-- DIRECTIONS --
Go through the lines below. Copy those with "JSON".
━━━ MATERIAL PROVIDED
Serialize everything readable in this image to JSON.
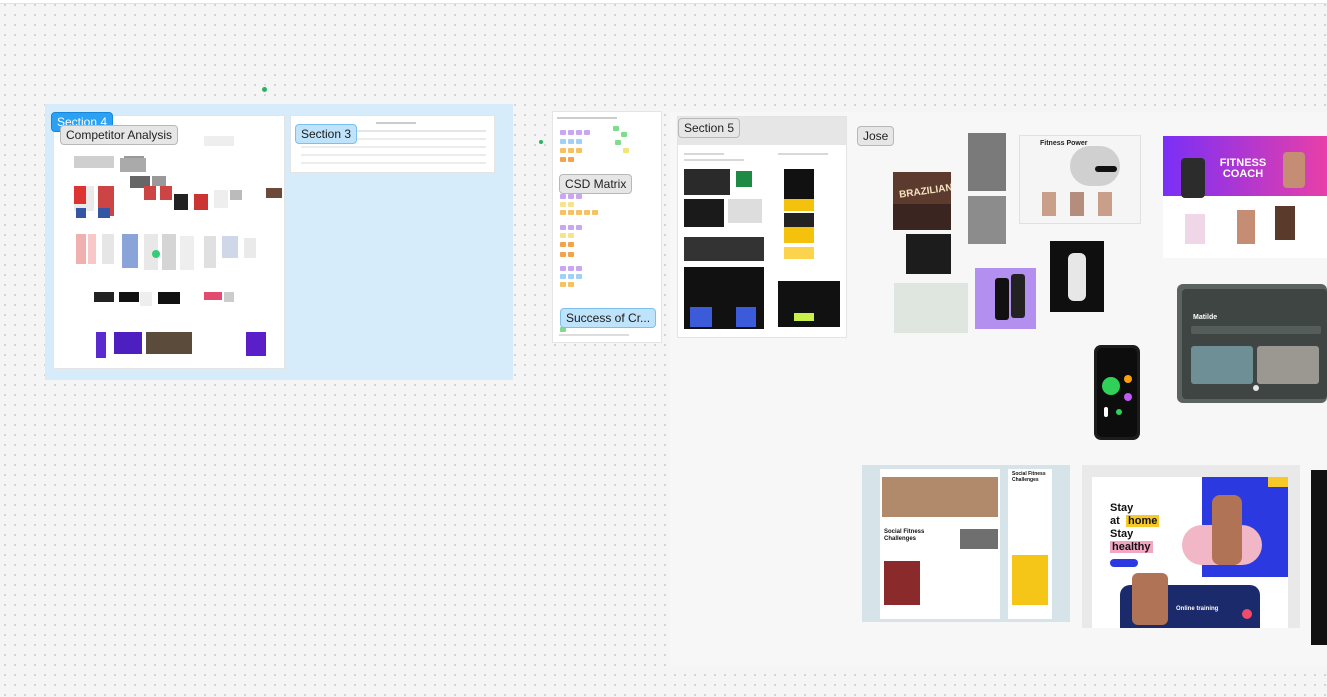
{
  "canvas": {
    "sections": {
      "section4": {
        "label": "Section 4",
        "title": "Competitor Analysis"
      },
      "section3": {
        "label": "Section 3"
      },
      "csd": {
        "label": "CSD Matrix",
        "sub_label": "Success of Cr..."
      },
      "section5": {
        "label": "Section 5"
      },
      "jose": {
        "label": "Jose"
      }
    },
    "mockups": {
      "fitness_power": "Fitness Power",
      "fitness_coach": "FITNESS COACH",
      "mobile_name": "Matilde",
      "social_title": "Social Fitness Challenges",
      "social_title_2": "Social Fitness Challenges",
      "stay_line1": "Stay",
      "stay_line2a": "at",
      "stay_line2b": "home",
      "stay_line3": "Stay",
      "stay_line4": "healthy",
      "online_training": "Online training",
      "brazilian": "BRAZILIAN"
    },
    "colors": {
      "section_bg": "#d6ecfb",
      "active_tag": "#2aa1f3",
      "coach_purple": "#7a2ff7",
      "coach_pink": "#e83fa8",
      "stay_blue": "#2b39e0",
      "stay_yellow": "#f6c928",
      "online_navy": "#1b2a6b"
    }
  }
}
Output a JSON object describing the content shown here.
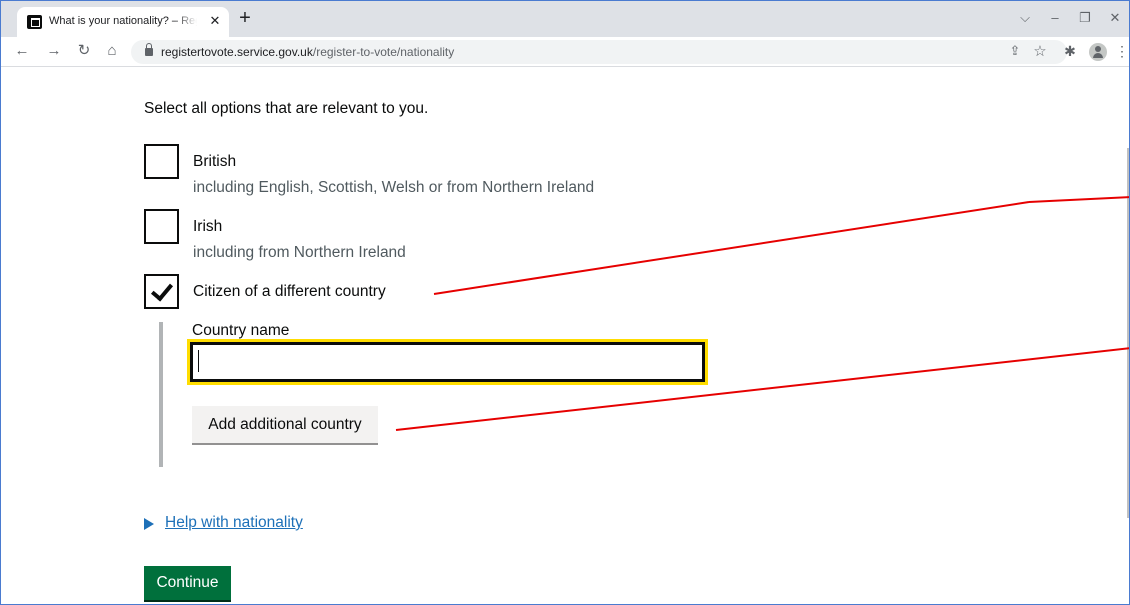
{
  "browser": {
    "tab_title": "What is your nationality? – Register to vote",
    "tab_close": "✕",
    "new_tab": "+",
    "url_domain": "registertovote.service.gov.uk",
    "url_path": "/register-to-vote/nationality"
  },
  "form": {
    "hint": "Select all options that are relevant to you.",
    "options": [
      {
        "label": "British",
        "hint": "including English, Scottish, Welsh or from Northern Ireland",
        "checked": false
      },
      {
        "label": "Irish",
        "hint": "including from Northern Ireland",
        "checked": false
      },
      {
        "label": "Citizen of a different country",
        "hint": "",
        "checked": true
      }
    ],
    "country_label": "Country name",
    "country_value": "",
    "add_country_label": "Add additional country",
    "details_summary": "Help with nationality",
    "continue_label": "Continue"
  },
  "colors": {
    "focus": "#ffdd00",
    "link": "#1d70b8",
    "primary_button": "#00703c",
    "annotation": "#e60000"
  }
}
━━━━━━
-- RESULT --
Serialize everything readable in this image to JSON.
Output a JSON object describing the content shown here.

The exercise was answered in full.